#### [STATED GOAL]
Identify and pull out each line of the entries in which "insecticide" occurs.
──────── ENTRIES
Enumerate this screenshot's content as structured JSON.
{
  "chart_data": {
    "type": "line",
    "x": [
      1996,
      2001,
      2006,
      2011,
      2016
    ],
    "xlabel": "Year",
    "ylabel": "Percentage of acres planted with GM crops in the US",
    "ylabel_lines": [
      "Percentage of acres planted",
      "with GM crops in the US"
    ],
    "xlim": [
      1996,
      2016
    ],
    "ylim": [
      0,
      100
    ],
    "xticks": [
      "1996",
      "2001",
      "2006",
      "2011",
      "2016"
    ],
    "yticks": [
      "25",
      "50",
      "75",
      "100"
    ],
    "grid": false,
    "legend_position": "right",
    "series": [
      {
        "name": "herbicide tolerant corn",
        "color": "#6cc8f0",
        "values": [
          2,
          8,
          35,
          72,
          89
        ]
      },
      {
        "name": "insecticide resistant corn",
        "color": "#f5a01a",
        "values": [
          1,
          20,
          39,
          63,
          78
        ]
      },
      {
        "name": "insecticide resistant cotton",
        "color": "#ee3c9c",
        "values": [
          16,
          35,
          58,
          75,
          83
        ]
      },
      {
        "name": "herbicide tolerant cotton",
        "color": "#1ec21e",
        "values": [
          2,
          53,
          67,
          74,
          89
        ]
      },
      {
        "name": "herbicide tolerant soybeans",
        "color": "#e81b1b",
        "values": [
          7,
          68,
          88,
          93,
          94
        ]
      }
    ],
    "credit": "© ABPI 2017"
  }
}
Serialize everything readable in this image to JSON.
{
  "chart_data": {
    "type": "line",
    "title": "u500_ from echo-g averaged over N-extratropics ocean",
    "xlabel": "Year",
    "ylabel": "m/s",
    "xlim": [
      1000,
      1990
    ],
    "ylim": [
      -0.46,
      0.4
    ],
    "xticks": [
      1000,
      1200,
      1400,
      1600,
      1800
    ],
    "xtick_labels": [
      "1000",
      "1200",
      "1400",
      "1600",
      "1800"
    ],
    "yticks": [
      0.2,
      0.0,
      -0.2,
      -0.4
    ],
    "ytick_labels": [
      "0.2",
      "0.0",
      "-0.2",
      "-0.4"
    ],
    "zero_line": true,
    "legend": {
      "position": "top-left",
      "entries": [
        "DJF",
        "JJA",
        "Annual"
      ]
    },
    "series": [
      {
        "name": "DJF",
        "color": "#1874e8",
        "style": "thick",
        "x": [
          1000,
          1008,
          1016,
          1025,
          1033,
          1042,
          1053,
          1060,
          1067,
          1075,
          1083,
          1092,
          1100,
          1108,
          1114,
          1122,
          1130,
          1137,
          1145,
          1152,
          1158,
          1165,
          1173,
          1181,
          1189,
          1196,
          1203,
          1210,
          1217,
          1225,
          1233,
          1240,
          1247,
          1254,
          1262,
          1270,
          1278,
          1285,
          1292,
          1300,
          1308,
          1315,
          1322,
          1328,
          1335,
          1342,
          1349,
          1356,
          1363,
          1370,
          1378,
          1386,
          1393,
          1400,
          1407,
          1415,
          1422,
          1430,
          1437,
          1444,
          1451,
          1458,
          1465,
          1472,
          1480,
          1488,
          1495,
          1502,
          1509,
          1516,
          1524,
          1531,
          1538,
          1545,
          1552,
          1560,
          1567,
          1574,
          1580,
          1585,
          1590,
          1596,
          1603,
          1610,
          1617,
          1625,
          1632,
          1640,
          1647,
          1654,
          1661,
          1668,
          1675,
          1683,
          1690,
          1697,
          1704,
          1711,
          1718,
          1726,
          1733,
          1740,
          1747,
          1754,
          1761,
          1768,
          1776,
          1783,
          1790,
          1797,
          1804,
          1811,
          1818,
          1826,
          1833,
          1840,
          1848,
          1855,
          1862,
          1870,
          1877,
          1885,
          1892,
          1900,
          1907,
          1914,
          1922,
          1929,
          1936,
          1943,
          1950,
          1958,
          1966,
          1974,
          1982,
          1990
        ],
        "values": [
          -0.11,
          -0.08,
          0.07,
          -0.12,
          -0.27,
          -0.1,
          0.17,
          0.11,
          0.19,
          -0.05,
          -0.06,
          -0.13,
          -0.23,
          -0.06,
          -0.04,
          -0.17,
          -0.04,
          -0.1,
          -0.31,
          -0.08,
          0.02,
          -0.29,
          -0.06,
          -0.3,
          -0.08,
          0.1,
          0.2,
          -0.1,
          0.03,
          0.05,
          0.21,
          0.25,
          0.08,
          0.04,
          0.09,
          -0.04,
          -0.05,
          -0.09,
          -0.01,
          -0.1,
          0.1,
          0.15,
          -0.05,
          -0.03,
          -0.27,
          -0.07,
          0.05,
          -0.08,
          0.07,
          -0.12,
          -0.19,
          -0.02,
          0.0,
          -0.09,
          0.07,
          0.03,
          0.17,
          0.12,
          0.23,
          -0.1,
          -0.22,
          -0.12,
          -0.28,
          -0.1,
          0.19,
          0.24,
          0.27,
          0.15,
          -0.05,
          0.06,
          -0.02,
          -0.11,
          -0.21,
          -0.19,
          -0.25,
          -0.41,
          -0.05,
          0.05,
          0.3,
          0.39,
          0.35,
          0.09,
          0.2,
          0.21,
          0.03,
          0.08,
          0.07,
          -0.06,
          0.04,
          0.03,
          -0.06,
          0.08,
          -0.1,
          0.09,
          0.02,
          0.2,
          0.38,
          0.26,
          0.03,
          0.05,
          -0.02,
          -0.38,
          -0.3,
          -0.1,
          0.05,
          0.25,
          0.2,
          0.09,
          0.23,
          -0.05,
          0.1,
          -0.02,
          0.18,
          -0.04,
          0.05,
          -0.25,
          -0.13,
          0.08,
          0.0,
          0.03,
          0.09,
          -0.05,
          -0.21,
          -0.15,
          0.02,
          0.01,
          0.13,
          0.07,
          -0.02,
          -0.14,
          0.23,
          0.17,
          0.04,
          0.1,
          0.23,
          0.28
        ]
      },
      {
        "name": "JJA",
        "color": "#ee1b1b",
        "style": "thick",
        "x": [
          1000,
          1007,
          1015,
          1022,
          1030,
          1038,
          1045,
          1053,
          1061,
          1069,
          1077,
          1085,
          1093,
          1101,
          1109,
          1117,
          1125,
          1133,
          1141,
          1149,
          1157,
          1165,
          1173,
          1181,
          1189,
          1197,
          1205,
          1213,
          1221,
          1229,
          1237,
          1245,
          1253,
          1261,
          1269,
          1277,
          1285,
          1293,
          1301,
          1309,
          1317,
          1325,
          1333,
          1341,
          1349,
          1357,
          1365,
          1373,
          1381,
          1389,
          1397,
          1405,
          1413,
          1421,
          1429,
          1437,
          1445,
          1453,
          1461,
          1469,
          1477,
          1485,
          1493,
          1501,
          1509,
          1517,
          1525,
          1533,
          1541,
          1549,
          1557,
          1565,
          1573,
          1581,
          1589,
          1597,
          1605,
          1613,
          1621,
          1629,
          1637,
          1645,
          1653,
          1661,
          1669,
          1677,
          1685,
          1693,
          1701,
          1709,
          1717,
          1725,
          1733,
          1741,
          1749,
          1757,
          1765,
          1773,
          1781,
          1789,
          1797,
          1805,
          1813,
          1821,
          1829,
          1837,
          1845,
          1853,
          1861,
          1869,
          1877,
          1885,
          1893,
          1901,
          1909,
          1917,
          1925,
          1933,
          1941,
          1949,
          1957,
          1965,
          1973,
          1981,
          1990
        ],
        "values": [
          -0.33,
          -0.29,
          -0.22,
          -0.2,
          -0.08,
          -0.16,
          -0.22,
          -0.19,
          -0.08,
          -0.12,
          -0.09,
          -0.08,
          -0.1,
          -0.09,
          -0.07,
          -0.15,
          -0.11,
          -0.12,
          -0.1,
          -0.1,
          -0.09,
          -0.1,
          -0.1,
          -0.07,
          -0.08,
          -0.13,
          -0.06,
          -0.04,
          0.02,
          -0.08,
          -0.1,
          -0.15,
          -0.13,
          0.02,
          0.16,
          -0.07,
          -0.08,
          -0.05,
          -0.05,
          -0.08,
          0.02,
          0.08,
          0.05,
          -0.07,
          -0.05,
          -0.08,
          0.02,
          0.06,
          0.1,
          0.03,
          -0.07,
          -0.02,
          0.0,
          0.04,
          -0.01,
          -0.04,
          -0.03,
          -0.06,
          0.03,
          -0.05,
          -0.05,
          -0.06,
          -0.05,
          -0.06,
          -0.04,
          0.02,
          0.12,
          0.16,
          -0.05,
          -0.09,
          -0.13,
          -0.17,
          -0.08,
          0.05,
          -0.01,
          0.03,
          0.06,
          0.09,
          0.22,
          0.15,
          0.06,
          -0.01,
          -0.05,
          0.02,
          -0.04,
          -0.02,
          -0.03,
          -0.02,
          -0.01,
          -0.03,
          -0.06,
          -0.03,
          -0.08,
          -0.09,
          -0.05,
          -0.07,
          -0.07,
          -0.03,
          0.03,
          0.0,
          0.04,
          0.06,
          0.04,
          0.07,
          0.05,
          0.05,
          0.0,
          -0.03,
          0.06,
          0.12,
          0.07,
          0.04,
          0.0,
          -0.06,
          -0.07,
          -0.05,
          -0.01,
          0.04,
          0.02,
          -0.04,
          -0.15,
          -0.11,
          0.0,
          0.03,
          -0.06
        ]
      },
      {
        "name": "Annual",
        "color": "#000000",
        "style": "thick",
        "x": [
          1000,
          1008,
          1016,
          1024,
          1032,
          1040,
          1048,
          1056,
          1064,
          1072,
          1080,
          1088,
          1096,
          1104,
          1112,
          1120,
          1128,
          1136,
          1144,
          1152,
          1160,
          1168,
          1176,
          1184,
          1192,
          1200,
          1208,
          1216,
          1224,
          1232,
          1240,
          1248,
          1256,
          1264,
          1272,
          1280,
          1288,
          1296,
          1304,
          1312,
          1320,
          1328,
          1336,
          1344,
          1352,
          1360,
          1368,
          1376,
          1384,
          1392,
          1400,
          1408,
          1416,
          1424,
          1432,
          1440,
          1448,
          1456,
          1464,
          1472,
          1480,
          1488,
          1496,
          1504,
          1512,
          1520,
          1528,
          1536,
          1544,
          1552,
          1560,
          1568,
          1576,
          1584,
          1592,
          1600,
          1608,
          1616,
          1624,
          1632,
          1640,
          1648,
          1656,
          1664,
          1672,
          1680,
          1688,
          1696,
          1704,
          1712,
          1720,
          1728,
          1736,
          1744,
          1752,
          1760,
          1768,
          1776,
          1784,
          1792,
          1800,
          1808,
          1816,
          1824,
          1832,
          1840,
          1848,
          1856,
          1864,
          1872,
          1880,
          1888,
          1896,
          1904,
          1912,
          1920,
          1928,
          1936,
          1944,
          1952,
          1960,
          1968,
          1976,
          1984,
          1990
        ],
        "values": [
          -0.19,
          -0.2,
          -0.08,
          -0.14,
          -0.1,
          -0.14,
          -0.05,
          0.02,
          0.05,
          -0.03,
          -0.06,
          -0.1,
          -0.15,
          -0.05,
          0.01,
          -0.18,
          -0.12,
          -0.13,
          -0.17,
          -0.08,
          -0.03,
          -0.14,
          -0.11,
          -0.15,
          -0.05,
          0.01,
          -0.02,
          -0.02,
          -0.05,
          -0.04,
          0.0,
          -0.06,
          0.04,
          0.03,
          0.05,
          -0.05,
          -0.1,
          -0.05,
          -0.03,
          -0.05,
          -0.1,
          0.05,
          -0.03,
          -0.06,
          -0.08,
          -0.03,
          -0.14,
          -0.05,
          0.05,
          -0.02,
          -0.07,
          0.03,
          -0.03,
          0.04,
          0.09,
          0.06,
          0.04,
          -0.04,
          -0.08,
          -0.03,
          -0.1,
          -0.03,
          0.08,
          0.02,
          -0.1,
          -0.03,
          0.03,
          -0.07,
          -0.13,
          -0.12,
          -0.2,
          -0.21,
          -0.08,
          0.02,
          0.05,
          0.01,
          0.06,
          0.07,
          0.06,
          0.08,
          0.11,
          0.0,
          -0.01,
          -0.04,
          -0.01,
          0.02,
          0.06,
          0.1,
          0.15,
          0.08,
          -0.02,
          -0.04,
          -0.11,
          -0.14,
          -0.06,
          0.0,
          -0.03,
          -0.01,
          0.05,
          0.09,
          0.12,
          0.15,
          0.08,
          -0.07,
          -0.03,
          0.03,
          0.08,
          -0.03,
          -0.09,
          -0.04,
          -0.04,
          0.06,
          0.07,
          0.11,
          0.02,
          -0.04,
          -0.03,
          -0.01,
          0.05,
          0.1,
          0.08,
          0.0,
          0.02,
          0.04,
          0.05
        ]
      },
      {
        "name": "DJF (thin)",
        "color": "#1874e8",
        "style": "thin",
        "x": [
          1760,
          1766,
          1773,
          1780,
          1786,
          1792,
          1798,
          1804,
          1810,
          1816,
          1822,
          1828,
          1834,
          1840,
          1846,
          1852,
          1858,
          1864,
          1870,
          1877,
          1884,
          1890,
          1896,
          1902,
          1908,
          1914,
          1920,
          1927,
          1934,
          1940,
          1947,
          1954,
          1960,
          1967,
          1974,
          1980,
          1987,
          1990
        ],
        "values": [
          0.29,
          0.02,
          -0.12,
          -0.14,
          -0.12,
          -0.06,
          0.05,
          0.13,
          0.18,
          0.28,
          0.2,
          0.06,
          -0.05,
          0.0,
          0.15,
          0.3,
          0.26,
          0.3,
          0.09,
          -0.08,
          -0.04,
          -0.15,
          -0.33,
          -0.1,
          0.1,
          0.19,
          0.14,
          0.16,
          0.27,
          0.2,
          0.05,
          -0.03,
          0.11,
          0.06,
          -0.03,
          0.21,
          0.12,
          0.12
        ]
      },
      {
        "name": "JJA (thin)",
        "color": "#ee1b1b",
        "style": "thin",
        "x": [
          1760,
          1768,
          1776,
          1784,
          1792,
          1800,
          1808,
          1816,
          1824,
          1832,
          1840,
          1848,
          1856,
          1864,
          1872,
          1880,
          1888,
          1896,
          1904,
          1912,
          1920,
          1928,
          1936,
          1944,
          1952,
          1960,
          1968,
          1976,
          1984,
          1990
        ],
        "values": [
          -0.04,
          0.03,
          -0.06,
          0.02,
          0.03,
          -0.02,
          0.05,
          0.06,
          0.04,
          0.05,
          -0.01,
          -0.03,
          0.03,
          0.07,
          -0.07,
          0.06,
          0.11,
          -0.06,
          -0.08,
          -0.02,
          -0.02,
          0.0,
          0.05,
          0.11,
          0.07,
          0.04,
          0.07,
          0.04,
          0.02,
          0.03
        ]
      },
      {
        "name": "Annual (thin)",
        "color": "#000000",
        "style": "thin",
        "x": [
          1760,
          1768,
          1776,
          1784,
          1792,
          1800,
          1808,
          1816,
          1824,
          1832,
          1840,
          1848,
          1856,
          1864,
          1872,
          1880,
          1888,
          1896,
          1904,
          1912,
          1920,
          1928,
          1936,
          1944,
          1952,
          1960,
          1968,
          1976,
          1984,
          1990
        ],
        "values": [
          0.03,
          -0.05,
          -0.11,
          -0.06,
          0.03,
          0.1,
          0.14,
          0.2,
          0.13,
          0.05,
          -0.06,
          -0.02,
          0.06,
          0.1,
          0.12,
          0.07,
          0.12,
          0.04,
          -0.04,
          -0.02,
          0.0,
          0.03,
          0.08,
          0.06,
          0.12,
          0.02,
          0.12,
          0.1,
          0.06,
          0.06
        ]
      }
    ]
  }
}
────────────────
#### [RESPONSE TO THE TASK]
        "name": "insecticide resistant corn",
        "name": "insecticide resistant cotton",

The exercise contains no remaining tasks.